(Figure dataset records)
======

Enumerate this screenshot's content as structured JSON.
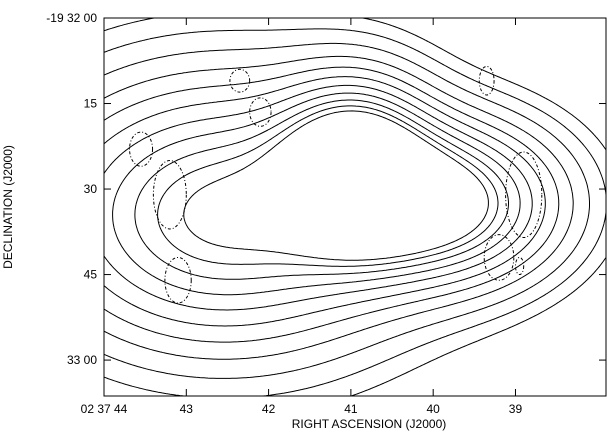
{
  "chart_data": {
    "type": "contour",
    "title": "",
    "xlabel": "RIGHT ASCENSION (J2000)",
    "ylabel": "DECLINATION (J2000)",
    "x_ticks": [
      {
        "label": "02 37 44",
        "ra_sec": 44
      },
      {
        "label": "43",
        "ra_sec": 43
      },
      {
        "label": "42",
        "ra_sec": 42
      },
      {
        "label": "41",
        "ra_sec": 41
      },
      {
        "label": "40",
        "ra_sec": 40
      },
      {
        "label": "39",
        "ra_sec": 39
      }
    ],
    "y_ticks": [
      {
        "label": "-19 32 00",
        "dec_arcsec": 0
      },
      {
        "label": "15",
        "dec_arcsec": 15
      },
      {
        "label": "30",
        "dec_arcsec": 30
      },
      {
        "label": "45",
        "dec_arcsec": 45
      },
      {
        "label": "33 00",
        "dec_arcsec": 60
      }
    ],
    "ra_range_sec": [
      44,
      37.9
    ],
    "dec_range_arcsec": [
      0,
      66.3
    ],
    "grid": false,
    "sources": [
      {
        "ra_sec": 42.55,
        "dec_arcsec": 34.5,
        "dra": 1.45,
        "ddec": 15.0,
        "levels": 11
      },
      {
        "ra_sec": 40.95,
        "dec_arcsec": 26.0,
        "dra": 0.6,
        "ddec": 9.5,
        "levels": 5
      },
      {
        "ra_sec": 39.85,
        "dec_arcsec": 32.5,
        "dra": 0.9,
        "ddec": 9.0,
        "levels": 7
      }
    ],
    "negative_contours": [
      {
        "ra_sec": 42.35,
        "dec_arcsec": 11.0,
        "dra": 0.12,
        "ddec": 2.0
      },
      {
        "ra_sec": 42.1,
        "dec_arcsec": 16.5,
        "dra": 0.13,
        "ddec": 2.5
      },
      {
        "ra_sec": 43.55,
        "dec_arcsec": 23.0,
        "dra": 0.14,
        "ddec": 3.0
      },
      {
        "ra_sec": 43.2,
        "dec_arcsec": 31.0,
        "dra": 0.2,
        "ddec": 6.0
      },
      {
        "ra_sec": 43.1,
        "dec_arcsec": 46.0,
        "dra": 0.16,
        "ddec": 4.0
      },
      {
        "ra_sec": 39.35,
        "dec_arcsec": 11.0,
        "dra": 0.09,
        "ddec": 2.5
      },
      {
        "ra_sec": 38.9,
        "dec_arcsec": 31.0,
        "dra": 0.22,
        "ddec": 7.5
      },
      {
        "ra_sec": 39.2,
        "dec_arcsec": 42.0,
        "dra": 0.18,
        "ddec": 4.0
      },
      {
        "ra_sec": 38.95,
        "dec_arcsec": 43.5,
        "dra": 0.05,
        "ddec": 1.5
      }
    ]
  }
}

======

Task – Repeat each entry exactly as given; no pictures belong in the copy.

Exercise result –
Enumerate this screenshot's content as structured JSON.
{
  "chart_data": {
    "type": "contour",
    "title": "",
    "xlabel": "RIGHT ASCENSION (J2000)",
    "ylabel": "DECLINATION (J2000)",
    "x_ticks": [
      {
        "label": "02 37 44",
        "ra_sec": 44
      },
      {
        "label": "43",
        "ra_sec": 43
      },
      {
        "label": "42",
        "ra_sec": 42
      },
      {
        "label": "41",
        "ra_sec": 41
      },
      {
        "label": "40",
        "ra_sec": 40
      },
      {
        "label": "39",
        "ra_sec": 39
      }
    ],
    "y_ticks": [
      {
        "label": "-19 32 00",
        "dec_arcsec": 0
      },
      {
        "label": "15",
        "dec_arcsec": 15
      },
      {
        "label": "30",
        "dec_arcsec": 30
      },
      {
        "label": "45",
        "dec_arcsec": 45
      },
      {
        "label": "33 00",
        "dec_arcsec": 60
      }
    ],
    "ra_range_sec": [
      44,
      37.9
    ],
    "dec_range_arcsec": [
      0,
      66.3
    ],
    "grid": false,
    "sources": [
      {
        "ra_sec": 42.55,
        "dec_arcsec": 34.5,
        "dra": 1.45,
        "ddec": 15.0,
        "levels": 11
      },
      {
        "ra_sec": 40.95,
        "dec_arcsec": 26.0,
        "dra": 0.6,
        "ddec": 9.5,
        "levels": 5
      },
      {
        "ra_sec": 39.85,
        "dec_arcsec": 32.5,
        "dra": 0.9,
        "ddec": 9.0,
        "levels": 7
      }
    ],
    "negative_contours": [
      {
        "ra_sec": 42.35,
        "dec_arcsec": 11.0,
        "dra": 0.12,
        "ddec": 2.0
      },
      {
        "ra_sec": 42.1,
        "dec_arcsec": 16.5,
        "dra": 0.13,
        "ddec": 2.5
      },
      {
        "ra_sec": 43.55,
        "dec_arcsec": 23.0,
        "dra": 0.14,
        "ddec": 3.0
      },
      {
        "ra_sec": 43.2,
        "dec_arcsec": 31.0,
        "dra": 0.2,
        "ddec": 6.0
      },
      {
        "ra_sec": 43.1,
        "dec_arcsec": 46.0,
        "dra": 0.16,
        "ddec": 4.0
      },
      {
        "ra_sec": 39.35,
        "dec_arcsec": 11.0,
        "dra": 0.09,
        "ddec": 2.5
      },
      {
        "ra_sec": 38.9,
        "dec_arcsec": 31.0,
        "dra": 0.22,
        "ddec": 7.5
      },
      {
        "ra_sec": 39.2,
        "dec_arcsec": 42.0,
        "dra": 0.18,
        "ddec": 4.0
      },
      {
        "ra_sec": 38.95,
        "dec_arcsec": 43.5,
        "dra": 0.05,
        "ddec": 1.5
      }
    ]
  }
}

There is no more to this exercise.